■ **STATED EXERCISE**: Rewrite the passage about Elias Pettersson's hockey upbringing from "Pettersson is from" to "American Hockey League.", substituting "rink" for "arena".

■ **PAGE EXTRACT**:
---------------
Pettersson is from Ange, a town of about 3,000 in central Sweden. With few people, there was lots of ice time even though there was one arena.
His dad, Torbjorn, had keys to the arena and drove the Zamboni as a youth team manager. His brother, Emil, almost five years older, would become a sixth-round pick (No. 155) of the Nashville Predators in the 2013 NHL Draft and is a center for Milwaukee of the American Hockey League.
When Elias was about 3, Emil put the goalie gear on him and used him for target practice.
As the boys grew up, Dad would pick them up from school four or five days a week and take them to the arena for a couple of hours of unstructured play.
"Just using your imagination," Elias said. "I don't remember doing certain drills. I was just skating, having fun. Growing up, that was the funnest thing I could do."
They'd go home for dinner, then come back if they had organized team practices.
"I was able to be on the ice more than maybe guys who played in a bigger city," Elias said.
Elias was short as well as skinny until a growth spurt before high school. Still, he played pickup games against his brother and his friends.
"He always had to play on our level to be able to play with us, to not play with his friends or kids his age," Emil said.
Elias played organized hockey above his age level too.
"It's good for me to be little or to be skinny, to be lightweight, because I have to develop a way to take hits, win battles with smartness and not win battles with strength," Elias said. "I think it's helped me in a good way to not be the biggest guy on the ice."
---------------
■ **DATA**:
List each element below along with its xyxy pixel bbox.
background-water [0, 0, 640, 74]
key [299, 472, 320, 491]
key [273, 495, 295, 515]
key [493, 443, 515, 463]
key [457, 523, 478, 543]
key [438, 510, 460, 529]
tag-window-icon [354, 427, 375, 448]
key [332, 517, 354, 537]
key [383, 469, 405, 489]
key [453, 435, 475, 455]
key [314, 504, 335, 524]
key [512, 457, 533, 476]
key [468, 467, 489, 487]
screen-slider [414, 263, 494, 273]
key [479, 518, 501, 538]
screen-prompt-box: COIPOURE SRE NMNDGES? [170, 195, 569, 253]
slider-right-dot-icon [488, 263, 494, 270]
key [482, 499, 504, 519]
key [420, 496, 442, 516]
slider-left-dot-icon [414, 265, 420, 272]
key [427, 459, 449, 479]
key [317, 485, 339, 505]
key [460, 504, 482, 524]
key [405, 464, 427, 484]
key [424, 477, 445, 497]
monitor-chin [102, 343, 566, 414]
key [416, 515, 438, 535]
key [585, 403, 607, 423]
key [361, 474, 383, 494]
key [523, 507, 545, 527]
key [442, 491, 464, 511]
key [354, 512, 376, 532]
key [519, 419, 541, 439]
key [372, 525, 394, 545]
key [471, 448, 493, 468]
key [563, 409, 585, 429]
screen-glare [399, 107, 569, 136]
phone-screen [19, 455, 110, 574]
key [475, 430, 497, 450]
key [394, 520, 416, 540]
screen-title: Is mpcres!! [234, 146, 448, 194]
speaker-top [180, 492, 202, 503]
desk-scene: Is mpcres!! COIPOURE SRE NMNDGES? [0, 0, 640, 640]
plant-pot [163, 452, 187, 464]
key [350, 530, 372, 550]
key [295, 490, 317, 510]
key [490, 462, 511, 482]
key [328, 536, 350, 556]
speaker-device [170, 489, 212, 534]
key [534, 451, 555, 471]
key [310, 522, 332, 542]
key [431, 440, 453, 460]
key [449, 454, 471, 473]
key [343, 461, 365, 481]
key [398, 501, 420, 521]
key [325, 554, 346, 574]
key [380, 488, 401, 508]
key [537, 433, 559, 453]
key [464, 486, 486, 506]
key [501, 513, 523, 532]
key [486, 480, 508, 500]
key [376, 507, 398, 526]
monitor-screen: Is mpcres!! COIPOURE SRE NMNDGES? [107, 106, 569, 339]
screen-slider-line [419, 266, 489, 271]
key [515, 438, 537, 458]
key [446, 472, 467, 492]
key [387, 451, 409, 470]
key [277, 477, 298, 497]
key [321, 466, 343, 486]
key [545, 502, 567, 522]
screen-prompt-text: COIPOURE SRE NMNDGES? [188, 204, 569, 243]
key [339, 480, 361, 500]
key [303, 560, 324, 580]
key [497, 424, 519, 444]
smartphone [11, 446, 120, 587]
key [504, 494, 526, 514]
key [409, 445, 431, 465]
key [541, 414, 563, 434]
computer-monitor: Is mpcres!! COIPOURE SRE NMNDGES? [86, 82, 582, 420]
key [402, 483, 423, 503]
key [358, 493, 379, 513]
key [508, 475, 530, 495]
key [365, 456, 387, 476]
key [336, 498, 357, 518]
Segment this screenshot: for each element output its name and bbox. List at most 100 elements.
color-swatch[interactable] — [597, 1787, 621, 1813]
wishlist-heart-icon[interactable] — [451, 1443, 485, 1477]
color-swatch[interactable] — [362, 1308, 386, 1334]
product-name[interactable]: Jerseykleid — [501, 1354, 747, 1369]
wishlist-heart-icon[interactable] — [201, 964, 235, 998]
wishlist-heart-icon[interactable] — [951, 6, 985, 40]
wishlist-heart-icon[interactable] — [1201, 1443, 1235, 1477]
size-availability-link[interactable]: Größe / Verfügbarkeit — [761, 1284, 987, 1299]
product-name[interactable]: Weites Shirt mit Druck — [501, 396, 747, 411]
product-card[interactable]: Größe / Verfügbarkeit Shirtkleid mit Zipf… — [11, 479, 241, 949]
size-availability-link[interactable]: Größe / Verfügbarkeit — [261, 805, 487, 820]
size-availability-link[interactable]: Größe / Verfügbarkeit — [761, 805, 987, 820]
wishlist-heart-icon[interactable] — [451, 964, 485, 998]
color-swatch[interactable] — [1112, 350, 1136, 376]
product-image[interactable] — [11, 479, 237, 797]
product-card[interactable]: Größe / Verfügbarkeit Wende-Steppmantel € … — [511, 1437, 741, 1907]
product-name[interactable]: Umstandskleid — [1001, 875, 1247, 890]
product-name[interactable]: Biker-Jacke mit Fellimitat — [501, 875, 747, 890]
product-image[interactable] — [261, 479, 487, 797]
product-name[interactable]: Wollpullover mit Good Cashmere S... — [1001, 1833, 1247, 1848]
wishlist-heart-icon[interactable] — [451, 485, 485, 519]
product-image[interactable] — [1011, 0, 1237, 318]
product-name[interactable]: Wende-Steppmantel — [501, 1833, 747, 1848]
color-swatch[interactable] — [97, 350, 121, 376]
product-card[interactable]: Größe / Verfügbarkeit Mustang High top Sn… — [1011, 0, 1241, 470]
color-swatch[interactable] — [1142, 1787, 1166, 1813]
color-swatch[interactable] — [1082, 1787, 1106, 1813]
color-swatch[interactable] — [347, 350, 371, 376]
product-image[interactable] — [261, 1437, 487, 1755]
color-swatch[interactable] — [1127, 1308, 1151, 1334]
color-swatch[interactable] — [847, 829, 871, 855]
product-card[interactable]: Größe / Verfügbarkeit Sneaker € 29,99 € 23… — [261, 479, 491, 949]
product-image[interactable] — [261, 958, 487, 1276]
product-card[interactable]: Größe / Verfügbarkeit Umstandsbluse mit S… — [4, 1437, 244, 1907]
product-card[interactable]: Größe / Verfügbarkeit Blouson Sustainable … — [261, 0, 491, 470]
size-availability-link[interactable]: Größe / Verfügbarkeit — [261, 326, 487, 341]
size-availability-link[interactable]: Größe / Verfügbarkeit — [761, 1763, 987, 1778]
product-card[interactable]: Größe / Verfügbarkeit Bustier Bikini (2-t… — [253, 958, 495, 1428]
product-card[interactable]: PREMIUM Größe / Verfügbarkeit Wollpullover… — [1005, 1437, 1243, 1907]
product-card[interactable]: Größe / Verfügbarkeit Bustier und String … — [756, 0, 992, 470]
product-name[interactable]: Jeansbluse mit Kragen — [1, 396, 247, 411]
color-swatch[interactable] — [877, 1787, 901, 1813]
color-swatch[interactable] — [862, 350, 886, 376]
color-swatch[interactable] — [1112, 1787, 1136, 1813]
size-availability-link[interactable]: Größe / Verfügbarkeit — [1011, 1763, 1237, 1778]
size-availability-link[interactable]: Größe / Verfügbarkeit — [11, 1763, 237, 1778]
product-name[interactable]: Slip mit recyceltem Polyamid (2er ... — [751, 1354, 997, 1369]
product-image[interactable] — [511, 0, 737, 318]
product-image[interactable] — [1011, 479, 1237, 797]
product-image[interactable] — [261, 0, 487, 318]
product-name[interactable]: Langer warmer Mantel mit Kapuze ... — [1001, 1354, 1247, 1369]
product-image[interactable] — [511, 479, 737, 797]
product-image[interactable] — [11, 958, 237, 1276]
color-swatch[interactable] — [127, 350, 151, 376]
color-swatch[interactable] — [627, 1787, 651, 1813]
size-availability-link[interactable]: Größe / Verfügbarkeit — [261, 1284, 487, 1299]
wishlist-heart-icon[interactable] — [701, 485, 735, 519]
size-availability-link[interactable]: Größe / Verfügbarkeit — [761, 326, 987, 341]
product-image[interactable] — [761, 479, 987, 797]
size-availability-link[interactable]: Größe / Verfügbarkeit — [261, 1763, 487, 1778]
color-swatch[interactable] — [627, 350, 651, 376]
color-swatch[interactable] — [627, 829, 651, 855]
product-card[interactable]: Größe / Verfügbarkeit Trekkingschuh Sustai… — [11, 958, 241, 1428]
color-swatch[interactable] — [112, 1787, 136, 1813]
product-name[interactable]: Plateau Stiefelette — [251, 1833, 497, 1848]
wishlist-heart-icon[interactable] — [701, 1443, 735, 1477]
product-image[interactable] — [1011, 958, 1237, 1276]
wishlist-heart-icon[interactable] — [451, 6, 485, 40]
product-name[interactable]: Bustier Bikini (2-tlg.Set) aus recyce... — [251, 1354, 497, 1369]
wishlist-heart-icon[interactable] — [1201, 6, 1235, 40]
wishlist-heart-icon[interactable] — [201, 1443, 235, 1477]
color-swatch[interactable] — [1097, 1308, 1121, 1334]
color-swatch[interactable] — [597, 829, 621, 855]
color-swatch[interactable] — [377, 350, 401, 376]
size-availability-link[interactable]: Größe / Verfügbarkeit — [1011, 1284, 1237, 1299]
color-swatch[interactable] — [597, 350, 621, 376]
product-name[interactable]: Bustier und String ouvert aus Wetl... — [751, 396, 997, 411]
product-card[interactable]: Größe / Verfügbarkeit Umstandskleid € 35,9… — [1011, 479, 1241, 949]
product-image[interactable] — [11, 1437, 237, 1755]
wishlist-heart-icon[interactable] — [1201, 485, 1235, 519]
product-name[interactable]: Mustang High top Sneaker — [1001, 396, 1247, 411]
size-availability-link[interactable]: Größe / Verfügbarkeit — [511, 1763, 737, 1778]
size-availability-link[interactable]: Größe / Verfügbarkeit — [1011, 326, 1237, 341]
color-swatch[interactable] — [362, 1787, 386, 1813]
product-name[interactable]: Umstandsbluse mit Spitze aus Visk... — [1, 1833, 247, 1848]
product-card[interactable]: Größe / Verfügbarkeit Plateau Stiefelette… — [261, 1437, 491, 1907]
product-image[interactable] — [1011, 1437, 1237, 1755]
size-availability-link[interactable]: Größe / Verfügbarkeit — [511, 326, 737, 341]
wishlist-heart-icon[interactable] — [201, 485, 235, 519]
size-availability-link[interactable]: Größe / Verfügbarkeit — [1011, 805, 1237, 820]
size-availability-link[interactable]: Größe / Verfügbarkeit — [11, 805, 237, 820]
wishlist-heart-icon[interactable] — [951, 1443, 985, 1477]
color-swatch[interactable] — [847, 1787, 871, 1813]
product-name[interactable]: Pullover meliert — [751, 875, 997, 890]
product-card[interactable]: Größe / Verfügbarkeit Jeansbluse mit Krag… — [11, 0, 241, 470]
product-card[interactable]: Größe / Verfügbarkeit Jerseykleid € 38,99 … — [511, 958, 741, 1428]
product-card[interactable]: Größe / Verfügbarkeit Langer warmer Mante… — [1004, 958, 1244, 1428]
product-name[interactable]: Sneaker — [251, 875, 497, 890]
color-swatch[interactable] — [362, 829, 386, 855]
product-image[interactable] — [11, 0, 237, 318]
---------------
■ **REPLY**:
Pettersson is from Ange, a town of about 3,000 in central Sweden. With few people, there was lots of ice time even though there was one rink.
His dad, Torbjorn, had keys to the rink and drove the Zamboni as a youth team manager. His brother, Emil, almost five years older, would become a sixth-round pick (No. 155) of the Nashville Predators in the 2013 NHL Draft and is a center for Milwaukee of the American Hockey League.